TASK DETAILS.
Word for word, transcribe the lines below and drop the pictures.

Collected data.

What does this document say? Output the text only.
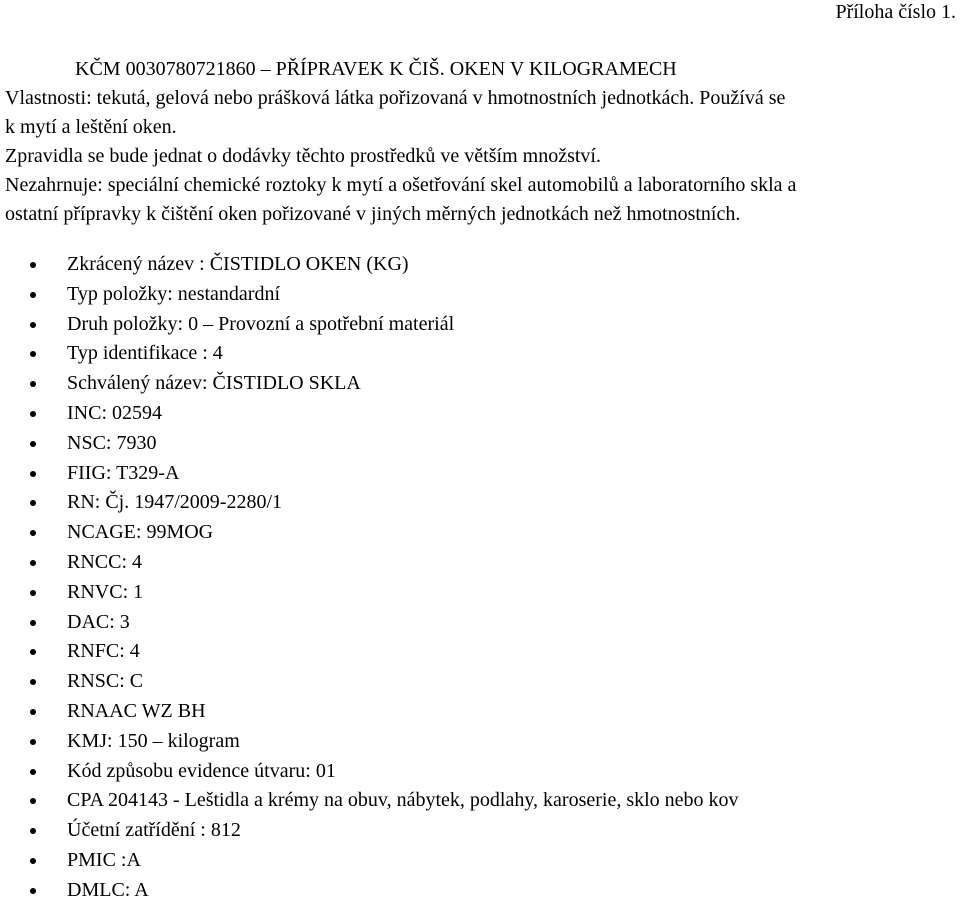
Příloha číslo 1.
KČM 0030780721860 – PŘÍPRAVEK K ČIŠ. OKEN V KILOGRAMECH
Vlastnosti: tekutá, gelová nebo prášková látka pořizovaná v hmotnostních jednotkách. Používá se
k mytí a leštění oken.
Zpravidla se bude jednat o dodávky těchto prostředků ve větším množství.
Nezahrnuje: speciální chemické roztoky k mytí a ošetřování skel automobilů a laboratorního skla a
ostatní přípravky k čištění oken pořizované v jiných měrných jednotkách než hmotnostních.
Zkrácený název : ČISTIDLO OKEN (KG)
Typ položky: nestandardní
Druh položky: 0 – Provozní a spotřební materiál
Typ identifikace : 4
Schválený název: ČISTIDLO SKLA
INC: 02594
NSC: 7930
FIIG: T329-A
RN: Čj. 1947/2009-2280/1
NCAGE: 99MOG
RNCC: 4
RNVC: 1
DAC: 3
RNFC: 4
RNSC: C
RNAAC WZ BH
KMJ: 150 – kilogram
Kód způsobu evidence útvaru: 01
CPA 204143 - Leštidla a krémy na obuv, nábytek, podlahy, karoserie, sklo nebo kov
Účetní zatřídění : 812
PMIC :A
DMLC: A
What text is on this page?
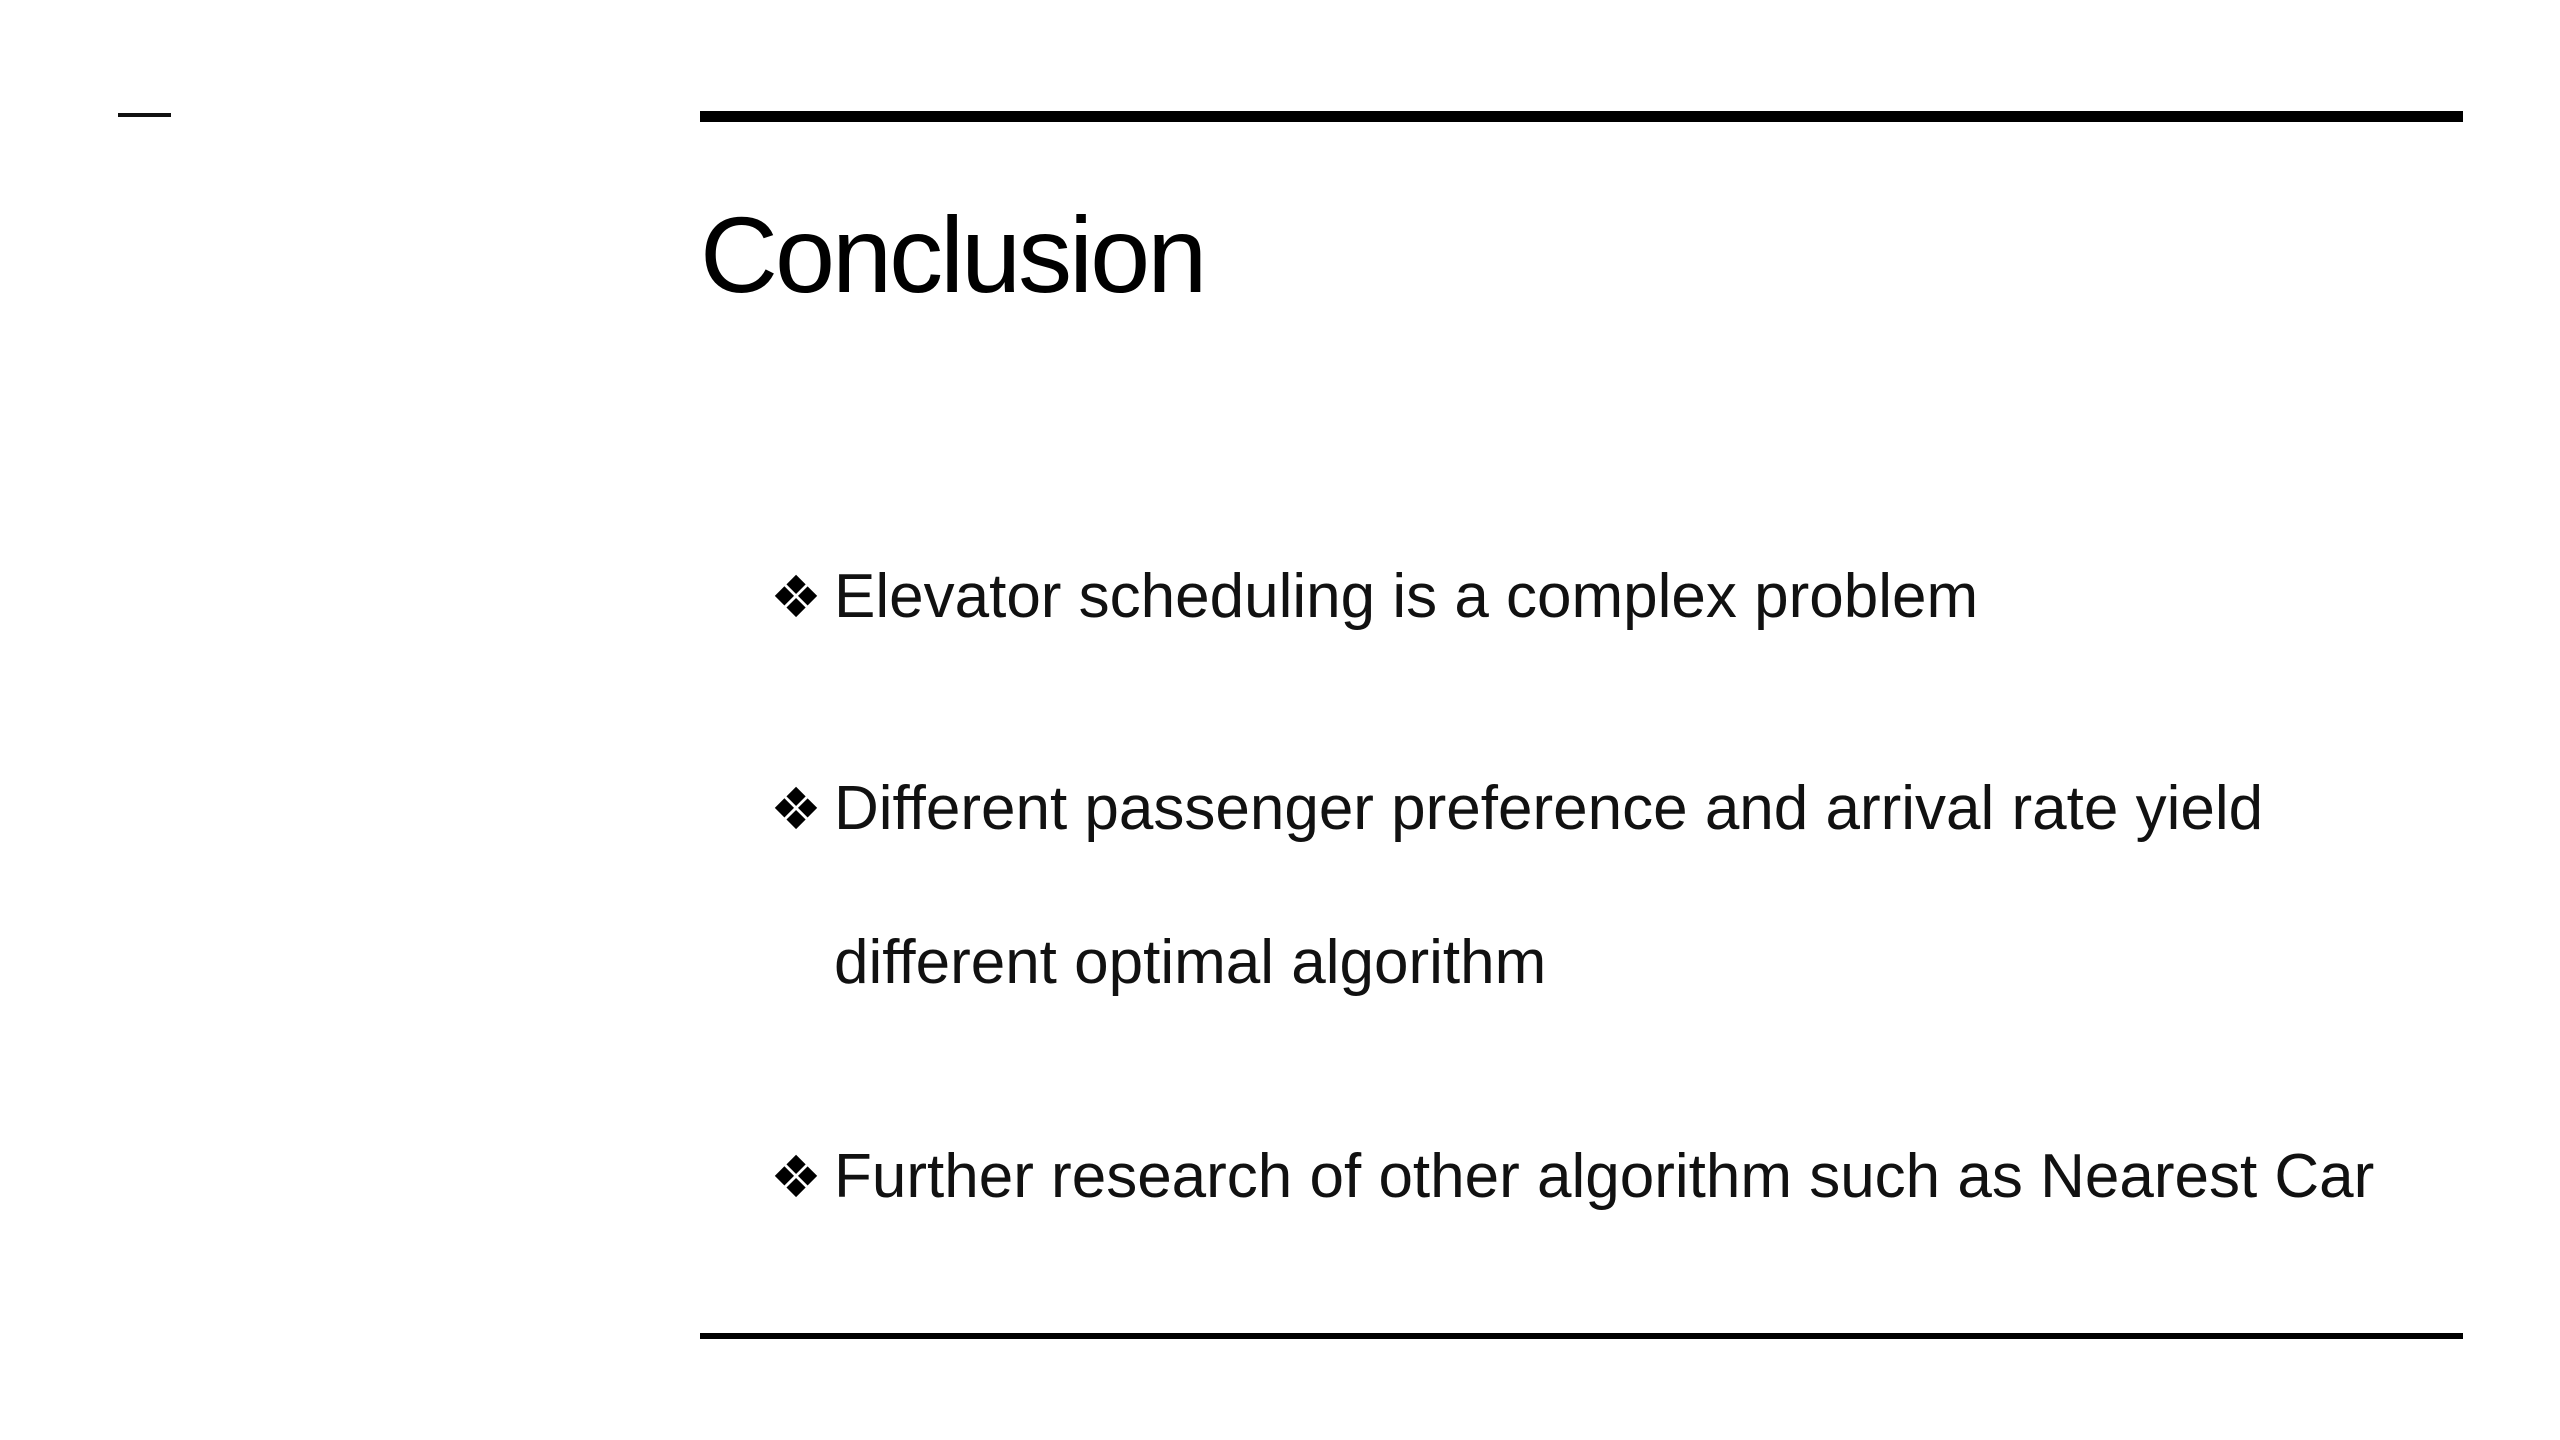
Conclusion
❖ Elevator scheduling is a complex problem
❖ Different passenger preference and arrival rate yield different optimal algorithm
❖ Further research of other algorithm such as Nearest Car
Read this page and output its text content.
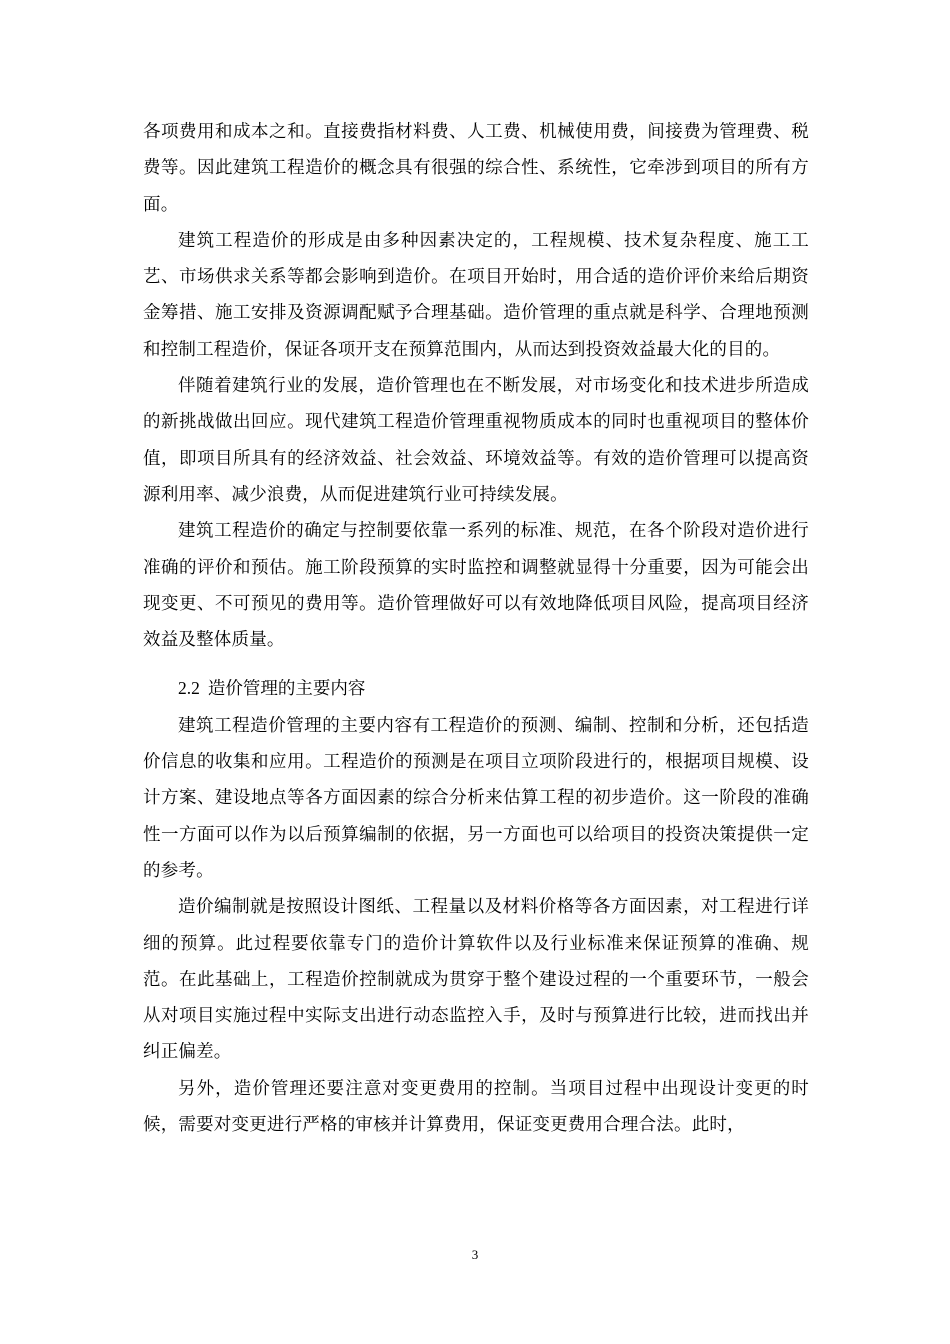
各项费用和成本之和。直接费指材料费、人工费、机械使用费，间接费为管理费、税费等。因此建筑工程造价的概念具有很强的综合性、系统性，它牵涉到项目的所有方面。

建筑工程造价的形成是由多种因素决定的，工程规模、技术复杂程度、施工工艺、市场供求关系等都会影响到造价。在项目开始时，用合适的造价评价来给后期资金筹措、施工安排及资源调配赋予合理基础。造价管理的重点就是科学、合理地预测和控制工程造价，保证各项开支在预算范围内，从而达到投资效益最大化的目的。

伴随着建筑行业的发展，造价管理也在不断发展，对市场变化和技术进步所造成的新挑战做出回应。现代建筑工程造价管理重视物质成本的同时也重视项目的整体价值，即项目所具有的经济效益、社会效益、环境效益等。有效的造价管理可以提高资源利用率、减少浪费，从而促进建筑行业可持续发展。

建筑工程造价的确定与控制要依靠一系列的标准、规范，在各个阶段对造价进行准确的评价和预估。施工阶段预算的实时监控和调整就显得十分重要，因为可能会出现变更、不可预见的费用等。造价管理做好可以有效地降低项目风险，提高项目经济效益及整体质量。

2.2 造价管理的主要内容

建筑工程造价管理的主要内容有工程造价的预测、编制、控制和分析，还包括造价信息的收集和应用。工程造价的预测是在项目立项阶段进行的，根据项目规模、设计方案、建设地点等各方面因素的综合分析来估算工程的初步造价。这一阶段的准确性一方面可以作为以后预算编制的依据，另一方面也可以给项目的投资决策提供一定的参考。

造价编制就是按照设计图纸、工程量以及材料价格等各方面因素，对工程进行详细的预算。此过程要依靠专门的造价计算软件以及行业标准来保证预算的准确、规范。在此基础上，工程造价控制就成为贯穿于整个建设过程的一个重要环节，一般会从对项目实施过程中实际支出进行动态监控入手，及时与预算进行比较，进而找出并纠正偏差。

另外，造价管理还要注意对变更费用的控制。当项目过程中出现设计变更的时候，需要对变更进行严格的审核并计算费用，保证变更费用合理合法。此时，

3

COMPLETE RESPONSE.
What does this document say? Output the text only.
Příloha číslo 1.
KČM 0030780721860 – PŘÍPRAVEK K ČIŠ. OKEN V KILOGRAMECH
Vlastnosti: tekutá, gelová nebo prášková látka pořizovaná v hmotnostních jednotkách. Používá se
k mytí a leštění oken.
Zpravidla se bude jednat o dodávky těchto prostředků ve větším množství.
Nezahrnuje: speciální chemické roztoky k mytí a ošetřování skel automobilů a laboratorního skla a
ostatní přípravky k čištění oken pořizované v jiných měrných jednotkách než hmotnostních.
Zkrácený název : ČISTIDLO OKEN (KG)
Typ položky: nestandardní
Druh položky: 0 – Provozní a spotřební materiál
Typ identifikace : 4
Schválený název: ČISTIDLO SKLA
INC: 02594
NSC: 7930
FIIG: T329-A
RN: Čj. 1947/2009-2280/1
NCAGE: 99MOG
RNCC: 4
RNVC: 1
DAC: 3
RNFC: 4
RNSC: C
RNAAC WZ BH
KMJ: 150 – kilogram
Kód způsobu evidence útvaru: 01
CPA 204143 - Leštidla a krémy na obuv, nábytek, podlahy, karoserie, sklo nebo kov
Účetní zatřídění : 812
PMIC :A
DMLC: A
What text is on this page?
Conclusion
❖ Elevator scheduling is a complex problem
❖ Different passenger preference and arrival rate yield different optimal algorithm
❖ Further research of other algorithm such as Nearest Car
Read this page and output its text content.
各项费用和成本之和。直接费指材料费、人工费、机械使用费，间接费为管理费、税费等。因此建筑工程造价的概念具有很强的综合性、系统性，它牵涉到项目的所有方面。

建筑工程造价的形成是由多种因素决定的，工程规模、技术复杂程度、施工工艺、市场供求关系等都会影响到造价。在项目开始时，用合适的造价评价来给后期资金筹措、施工安排及资源调配赋予合理基础。造价管理的重点就是科学、合理地预测和控制工程造价，保证各项开支在预算范围内，从而达到投资效益最大化的目的。

伴随着建筑行业的发展，造价管理也在不断发展，对市场变化和技术进步所造成的新挑战做出回应。现代建筑工程造价管理重视物质成本的同时也重视项目的整体价值，即项目所具有的经济效益、社会效益、环境效益等。有效的造价管理可以提高资源利用率、减少浪费，从而促进建筑行业可持续发展。

建筑工程造价的确定与控制要依靠一系列的标准、规范，在各个阶段对造价进行准确的评价和预估。施工阶段预算的实时监控和调整就显得十分重要，因为可能会出现变更、不可预见的费用等。造价管理做好可以有效地降低项目风险，提高项目经济效益及整体质量。

2.2 造价管理的主要内容

建筑工程造价管理的主要内容有工程造价的预测、编制、控制和分析，还包括造价信息的收集和应用。工程造价的预测是在项目立项阶段进行的，根据项目规模、设计方案、建设地点等各方面因素的综合分析来估算工程的初步造价。这一阶段的准确性一方面可以作为以后预算编制的依据，另一方面也可以给项目的投资决策提供一定的参考。

造价编制就是按照设计图纸、工程量以及材料价格等各方面因素，对工程进行详细的预算。此过程要依靠专门的造价计算软件以及行业标准来保证预算的准确、规范。在此基础上，工程造价控制就成为贯穿于整个建设过程的一个重要环节，一般会从对项目实施过程中实际支出进行动态监控入手，及时与预算进行比较，进而找出并纠正偏差。

另外，造价管理还要注意对变更费用的控制。当项目过程中出现设计变更的时候，需要对变更进行严格的审核并计算费用，保证变更费用合理合法。此时，

3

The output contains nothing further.